- **Task prompt**: Present every line in which the string "meres" appears.

-- Begin Records provided --

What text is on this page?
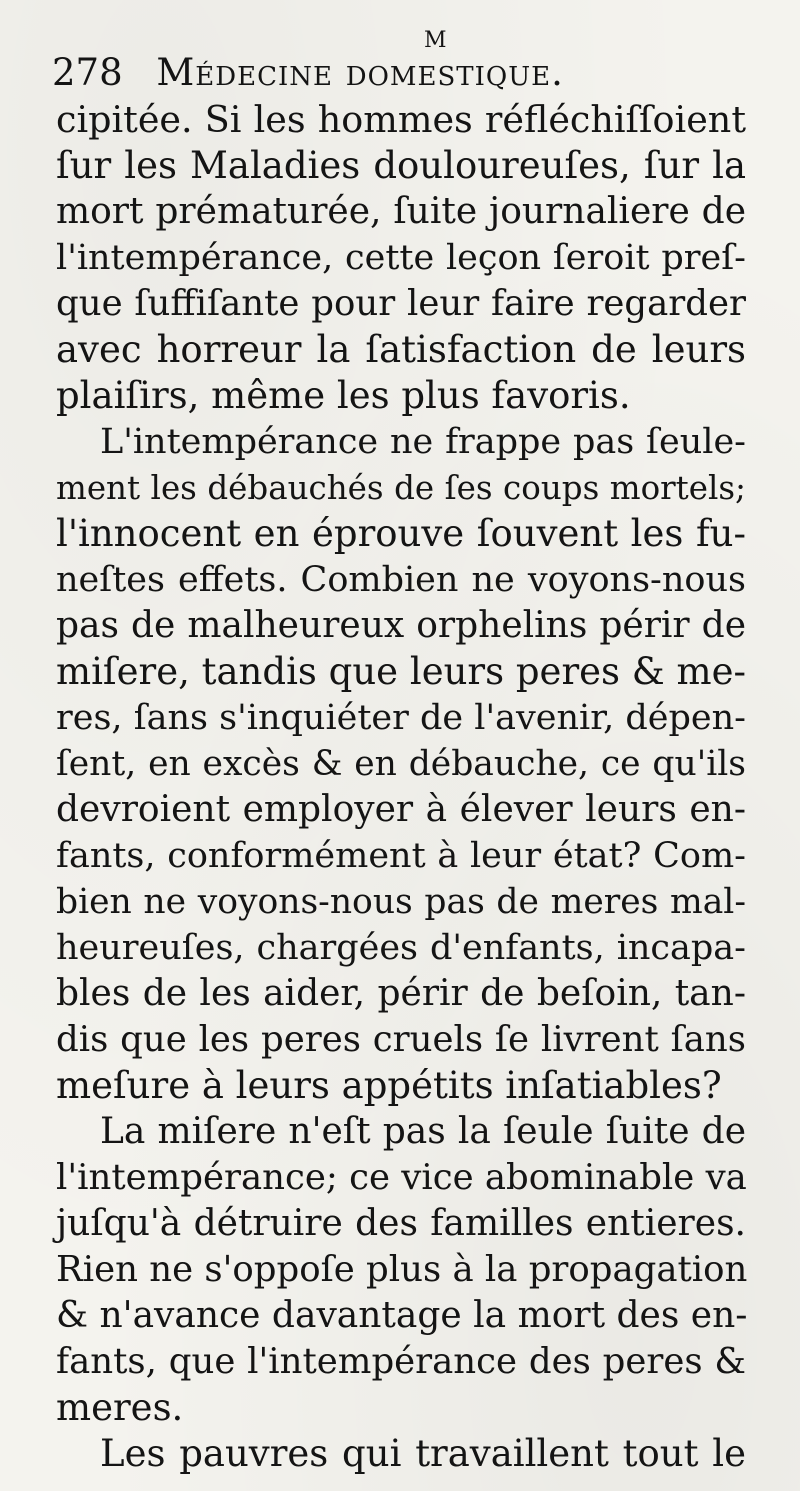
M
278 Médecine domestique.
cipitée. Si les hommes réfléchiſſoient
ſur les Maladies douloureuſes, ſur la
mort prématurée, ſuite journaliere de
l'intempérance, cette leçon ſeroit preſ-
que ſuffiſante pour leur faire regarder
avec horreur la ſatisfaction de leurs
plaiſirs, même les plus favoris.
L'intempérance ne frappe pas ſeule-
ment les débauchés de ſes coups mortels;
l'innocent en éprouve ſouvent les fu-
neſtes effets. Combien ne voyons-nous
pas de malheureux orphelins périr de
miſere, tandis que leurs peres & me-
res, ſans s'inquiéter de l'avenir, dépen-
ſent, en excès & en débauche, ce qu'ils
devroient employer à élever leurs en-
fants, conformément à leur état? Com-
bien ne voyons-nous pas de meres mal-
heureuſes, chargées d'enfants, incapa-
bles de les aider, périr de beſoin, tan-
dis que les peres cruels ſe livrent ſans
meſure à leurs appétits inſatiables?
La miſere n'eſt pas la ſeule ſuite de
l'intempérance; ce vice abominable va
juſqu'à détruire des familles entieres.
Rien ne s'oppoſe plus à la propagation
& n'avance davantage la mort des en-
fants, que l'intempérance des peres &
meres.
Les pauvres qui travaillent tout le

-- End Records provided --

- **Correct answer**:
bien ne voyons-nous pas de meres mal-
meres.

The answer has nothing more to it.